:: Given request ::
From the listing that follows, extract every line and set it down unaltered.

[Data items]
···
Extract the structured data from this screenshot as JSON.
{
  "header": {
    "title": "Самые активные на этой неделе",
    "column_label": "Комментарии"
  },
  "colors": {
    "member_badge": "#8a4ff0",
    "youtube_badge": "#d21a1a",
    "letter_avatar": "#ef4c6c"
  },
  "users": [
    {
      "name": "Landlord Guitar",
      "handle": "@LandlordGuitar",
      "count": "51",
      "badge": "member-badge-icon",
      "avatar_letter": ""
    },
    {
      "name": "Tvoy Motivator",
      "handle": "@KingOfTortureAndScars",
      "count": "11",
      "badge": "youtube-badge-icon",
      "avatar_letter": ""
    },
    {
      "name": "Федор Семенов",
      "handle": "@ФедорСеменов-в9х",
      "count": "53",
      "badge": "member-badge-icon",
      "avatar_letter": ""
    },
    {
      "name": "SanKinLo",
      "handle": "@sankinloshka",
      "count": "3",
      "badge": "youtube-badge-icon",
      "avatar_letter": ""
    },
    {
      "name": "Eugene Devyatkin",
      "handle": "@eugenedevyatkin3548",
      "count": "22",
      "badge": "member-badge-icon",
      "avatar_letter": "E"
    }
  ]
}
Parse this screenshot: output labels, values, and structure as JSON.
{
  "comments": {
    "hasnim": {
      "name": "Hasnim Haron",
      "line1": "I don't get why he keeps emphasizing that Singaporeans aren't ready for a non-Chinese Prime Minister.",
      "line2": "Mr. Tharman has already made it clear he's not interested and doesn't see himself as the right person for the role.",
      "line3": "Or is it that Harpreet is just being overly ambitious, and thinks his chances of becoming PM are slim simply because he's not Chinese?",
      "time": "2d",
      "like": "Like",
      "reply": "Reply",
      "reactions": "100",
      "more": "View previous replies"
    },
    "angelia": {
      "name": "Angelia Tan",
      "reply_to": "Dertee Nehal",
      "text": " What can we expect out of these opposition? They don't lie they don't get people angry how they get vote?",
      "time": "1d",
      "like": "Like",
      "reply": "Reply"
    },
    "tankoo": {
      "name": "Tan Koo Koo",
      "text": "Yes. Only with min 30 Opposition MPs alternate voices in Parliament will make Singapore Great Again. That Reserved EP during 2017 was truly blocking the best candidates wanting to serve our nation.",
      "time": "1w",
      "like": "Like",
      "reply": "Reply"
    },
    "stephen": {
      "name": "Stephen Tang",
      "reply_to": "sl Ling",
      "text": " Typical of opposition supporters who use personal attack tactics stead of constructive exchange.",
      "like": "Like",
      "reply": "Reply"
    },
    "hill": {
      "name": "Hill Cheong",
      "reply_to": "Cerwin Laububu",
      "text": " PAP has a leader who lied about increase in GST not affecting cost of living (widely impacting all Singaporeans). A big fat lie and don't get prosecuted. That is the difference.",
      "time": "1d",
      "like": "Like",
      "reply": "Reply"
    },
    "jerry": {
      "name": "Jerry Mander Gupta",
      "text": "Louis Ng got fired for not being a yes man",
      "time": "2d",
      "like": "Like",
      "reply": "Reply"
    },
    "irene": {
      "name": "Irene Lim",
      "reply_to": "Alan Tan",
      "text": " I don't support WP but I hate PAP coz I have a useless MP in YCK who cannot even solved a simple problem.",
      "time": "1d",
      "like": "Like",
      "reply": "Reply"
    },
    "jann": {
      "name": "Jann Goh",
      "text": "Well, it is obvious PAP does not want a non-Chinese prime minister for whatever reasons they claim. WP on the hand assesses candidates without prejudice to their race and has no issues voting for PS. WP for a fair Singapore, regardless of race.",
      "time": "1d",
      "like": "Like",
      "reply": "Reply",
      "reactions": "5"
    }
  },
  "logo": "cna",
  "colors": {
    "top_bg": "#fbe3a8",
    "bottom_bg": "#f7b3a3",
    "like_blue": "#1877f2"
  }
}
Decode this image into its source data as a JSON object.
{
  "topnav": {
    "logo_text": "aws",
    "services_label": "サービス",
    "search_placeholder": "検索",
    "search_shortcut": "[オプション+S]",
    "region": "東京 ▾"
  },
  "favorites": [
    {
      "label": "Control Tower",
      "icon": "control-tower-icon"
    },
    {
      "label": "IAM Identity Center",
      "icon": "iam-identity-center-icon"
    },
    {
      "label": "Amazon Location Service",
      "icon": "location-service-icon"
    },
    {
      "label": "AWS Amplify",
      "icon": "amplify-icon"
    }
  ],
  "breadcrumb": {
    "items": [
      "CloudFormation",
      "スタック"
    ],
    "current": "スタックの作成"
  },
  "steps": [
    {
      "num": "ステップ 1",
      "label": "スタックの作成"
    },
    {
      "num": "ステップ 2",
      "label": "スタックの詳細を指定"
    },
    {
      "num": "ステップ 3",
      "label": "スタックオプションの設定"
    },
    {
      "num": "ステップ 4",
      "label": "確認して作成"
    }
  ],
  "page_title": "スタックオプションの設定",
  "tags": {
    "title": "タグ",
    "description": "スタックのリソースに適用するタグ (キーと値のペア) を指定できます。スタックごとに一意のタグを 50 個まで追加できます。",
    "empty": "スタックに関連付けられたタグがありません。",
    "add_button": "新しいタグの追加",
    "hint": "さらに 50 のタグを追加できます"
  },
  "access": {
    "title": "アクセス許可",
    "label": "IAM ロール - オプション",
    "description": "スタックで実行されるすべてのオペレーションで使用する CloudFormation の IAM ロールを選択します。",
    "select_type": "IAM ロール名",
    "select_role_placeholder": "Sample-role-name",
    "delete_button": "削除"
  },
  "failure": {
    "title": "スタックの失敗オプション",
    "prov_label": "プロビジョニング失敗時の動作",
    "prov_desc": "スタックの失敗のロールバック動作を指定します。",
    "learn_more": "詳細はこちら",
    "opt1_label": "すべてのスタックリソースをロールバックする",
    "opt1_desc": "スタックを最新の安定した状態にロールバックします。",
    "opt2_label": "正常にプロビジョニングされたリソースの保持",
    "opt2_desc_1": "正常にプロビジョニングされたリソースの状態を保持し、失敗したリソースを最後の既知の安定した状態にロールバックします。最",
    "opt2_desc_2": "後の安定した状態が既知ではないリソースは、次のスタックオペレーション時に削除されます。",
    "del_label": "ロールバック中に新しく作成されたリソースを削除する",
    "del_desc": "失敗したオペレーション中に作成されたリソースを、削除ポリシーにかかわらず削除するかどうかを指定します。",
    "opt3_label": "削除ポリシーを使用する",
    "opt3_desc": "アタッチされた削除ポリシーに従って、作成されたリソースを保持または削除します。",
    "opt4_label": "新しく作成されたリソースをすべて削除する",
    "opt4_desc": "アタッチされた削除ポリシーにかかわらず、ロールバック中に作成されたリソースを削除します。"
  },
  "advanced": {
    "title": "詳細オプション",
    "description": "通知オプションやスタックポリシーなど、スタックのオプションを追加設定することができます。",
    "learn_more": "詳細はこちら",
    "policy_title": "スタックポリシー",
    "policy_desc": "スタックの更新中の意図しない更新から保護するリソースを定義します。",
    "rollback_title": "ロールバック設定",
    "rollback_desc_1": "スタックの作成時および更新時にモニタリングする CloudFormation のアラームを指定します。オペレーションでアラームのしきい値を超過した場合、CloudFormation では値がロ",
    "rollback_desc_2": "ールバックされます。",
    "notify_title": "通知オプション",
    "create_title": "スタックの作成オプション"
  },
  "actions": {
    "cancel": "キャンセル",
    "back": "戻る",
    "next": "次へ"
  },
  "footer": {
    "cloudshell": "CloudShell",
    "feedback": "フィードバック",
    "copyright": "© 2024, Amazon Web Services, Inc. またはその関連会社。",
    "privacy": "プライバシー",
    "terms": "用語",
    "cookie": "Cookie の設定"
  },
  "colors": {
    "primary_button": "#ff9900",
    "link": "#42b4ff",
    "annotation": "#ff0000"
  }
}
···
:: Task response ::
Extract the structured data from this screenshot as JSON.
{
  "header": {
    "title": "Самые активные на этой неделе",
    "column_label": "Комментарии"
  },
  "colors": {
    "member_badge": "#8a4ff0",
    "youtube_badge": "#d21a1a",
    "letter_avatar": "#ef4c6c"
  },
  "users": [
    {
      "name": "Landlord Guitar",
      "handle": "@LandlordGuitar",
      "count": "51",
      "badge": "member-badge-icon",
      "avatar_letter": ""
    },
    {
      "name": "Tvoy Motivator",
      "handle": "@KingOfTortureAndScars",
      "count": "11",
      "badge": "youtube-badge-icon",
      "avatar_letter": ""
    },
    {
      "name": "Федор Семенов",
      "handle": "@ФедорСеменов-в9х",
      "count": "53",
      "badge": "member-badge-icon",
      "avatar_letter": ""
    },
    {
      "name": "SanKinLo",
      "handle": "@sankinloshka",
      "count": "3",
      "badge": "youtube-badge-icon",
      "avatar_letter": ""
    },
    {
      "name": "Eugene Devyatkin",
      "handle": "@eugenedevyatkin3548",
      "count": "22",
      "badge": "member-badge-icon",
      "avatar_letter": "E"
    }
  ]
}
Parse this screenshot: output labels, values, and structure as JSON.
{
  "comments": {
    "hasnim": {
      "name": "Hasnim Haron",
      "line1": "I don't get why he keeps emphasizing that Singaporeans aren't ready for a non-Chinese Prime Minister.",
      "line2": "Mr. Tharman has already made it clear he's not interested and doesn't see himself as the right person for the role.",
      "line3": "Or is it that Harpreet is just being overly ambitious, and thinks his chances of becoming PM are slim simply because he's not Chinese?",
      "time": "2d",
      "like": "Like",
      "reply": "Reply",
      "reactions": "100",
      "more": "View previous replies"
    },
    "angelia": {
      "name": "Angelia Tan",
      "reply_to": "Dertee Nehal",
      "text": " What can we expect out of these opposition? They don't lie they don't get people angry how they get vote?",
      "time": "1d",
      "like": "Like",
      "reply": "Reply"
    },
    "tankoo": {
      "name": "Tan Koo Koo",
      "text": "Yes. Only with min 30 Opposition MPs alternate voices in Parliament will make Singapore Great Again. That Reserved EP during 2017 was truly blocking the best candidates wanting to serve our nation.",
      "time": "1w",
      "like": "Like",
      "reply": "Reply"
    },
    "stephen": {
      "name": "Stephen Tang",
      "reply_to": "sl Ling",
      "text": " Typical of opposition supporters who use personal attack tactics stead of constructive exchange.",
      "like": "Like",
      "reply": "Reply"
    },
    "hill": {
      "name": "Hill Cheong",
      "reply_to": "Cerwin Laububu",
      "text": " PAP has a leader who lied about increase in GST not affecting cost of living (widely impacting all Singaporeans). A big fat lie and don't get prosecuted. That is the difference.",
      "time": "1d",
      "like": "Like",
      "reply": "Reply"
    },
    "jerry": {
      "name": "Jerry Mander Gupta",
      "text": "Louis Ng got fired for not being a yes man",
      "time": "2d",
      "like": "Like",
      "reply": "Reply"
    },
    "irene": {
      "name": "Irene Lim",
      "reply_to": "Alan Tan",
      "text": " I don't support WP but I hate PAP coz I have a useless MP in YCK who cannot even solved a simple problem.",
      "time": "1d",
      "like": "Like",
      "reply": "Reply"
    },
    "jann": {
      "name": "Jann Goh",
      "text": "Well, it is obvious PAP does not want a non-Chinese prime minister for whatever reasons they claim. WP on the hand assesses candidates without prejudice to their race and has no issues voting for PS. WP for a fair Singapore, regardless of race.",
      "time": "1d",
      "like": "Like",
      "reply": "Reply",
      "reactions": "5"
    }
  },
  "logo": "cna",
  "colors": {
    "top_bg": "#fbe3a8",
    "bottom_bg": "#f7b3a3",
    "like_blue": "#1877f2"
  }
}
Decode this image into its source data as a JSON object.
{
  "topnav": {
    "logo_text": "aws",
    "services_label": "サービス",
    "search_placeholder": "検索",
    "search_shortcut": "[オプション+S]",
    "region": "東京 ▾"
  },
  "favorites": [
    {
      "label": "Control Tower",
      "icon": "control-tower-icon"
    },
    {
      "label": "IAM Identity Center",
      "icon": "iam-identity-center-icon"
    },
    {
      "label": "Amazon Location Service",
      "icon": "location-service-icon"
    },
    {
      "label": "AWS Amplify",
      "icon": "amplify-icon"
    }
  ],
  "breadcrumb": {
    "items": [
      "CloudFormation",
      "スタック"
    ],
    "current": "スタックの作成"
  },
  "steps": [
    {
      "num": "ステップ 1",
      "label": "スタックの作成"
    },
    {
      "num": "ステップ 2",
      "label": "スタックの詳細を指定"
    },
    {
      "num": "ステップ 3",
      "label": "スタックオプションの設定"
    },
    {
      "num": "ステップ 4",
      "label": "確認して作成"
    }
  ],
  "page_title": "スタックオプションの設定",
  "tags": {
    "title": "タグ",
    "description": "スタックのリソースに適用するタグ (キーと値のペア) を指定できます。スタックごとに一意のタグを 50 個まで追加できます。",
    "empty": "スタックに関連付けられたタグがありません。",
    "add_button": "新しいタグの追加",
    "hint": "さらに 50 のタグを追加できます"
  },
  "access": {
    "title": "アクセス許可",
    "label": "IAM ロール - オプション",
    "description": "スタックで実行されるすべてのオペレーションで使用する CloudFormation の IAM ロールを選択します。",
    "select_type": "IAM ロール名",
    "select_role_placeholder": "Sample-role-name",
    "delete_button": "削除"
  },
  "failure": {
    "title": "スタックの失敗オプション",
    "prov_label": "プロビジョニング失敗時の動作",
    "prov_desc": "スタックの失敗のロールバック動作を指定します。",
    "learn_more": "詳細はこちら",
    "opt1_label": "すべてのスタックリソースをロールバックする",
    "opt1_desc": "スタックを最新の安定した状態にロールバックします。",
    "opt2_label": "正常にプロビジョニングされたリソースの保持",
    "opt2_desc_1": "正常にプロビジョニングされたリソースの状態を保持し、失敗したリソースを最後の既知の安定した状態にロールバックします。最",
    "opt2_desc_2": "後の安定した状態が既知ではないリソースは、次のスタックオペレーション時に削除されます。",
    "del_label": "ロールバック中に新しく作成されたリソースを削除する",
    "del_desc": "失敗したオペレーション中に作成されたリソースを、削除ポリシーにかかわらず削除するかどうかを指定します。",
    "opt3_label": "削除ポリシーを使用する",
    "opt3_desc": "アタッチされた削除ポリシーに従って、作成されたリソースを保持または削除します。",
    "opt4_label": "新しく作成されたリソースをすべて削除する",
    "opt4_desc": "アタッチされた削除ポリシーにかかわらず、ロールバック中に作成されたリソースを削除します。"
  },
  "advanced": {
    "title": "詳細オプション",
    "description": "通知オプションやスタックポリシーなど、スタックのオプションを追加設定することができます。",
    "learn_more": "詳細はこちら",
    "policy_title": "スタックポリシー",
    "policy_desc": "スタックの更新中の意図しない更新から保護するリソースを定義します。",
    "rollback_title": "ロールバック設定",
    "rollback_desc_1": "スタックの作成時および更新時にモニタリングする CloudFormation のアラームを指定します。オペレーションでアラームのしきい値を超過した場合、CloudFormation では値がロ",
    "rollback_desc_2": "ールバックされます。",
    "notify_title": "通知オプション",
    "create_title": "スタックの作成オプション"
  },
  "actions": {
    "cancel": "キャンセル",
    "back": "戻る",
    "next": "次へ"
  },
  "footer": {
    "cloudshell": "CloudShell",
    "feedback": "フィードバック",
    "copyright": "© 2024, Amazon Web Services, Inc. またはその関連会社。",
    "privacy": "プライバシー",
    "terms": "用語",
    "cookie": "Cookie の設定"
  },
  "colors": {
    "primary_button": "#ff9900",
    "link": "#42b4ff",
    "annotation": "#ff0000"
  }
}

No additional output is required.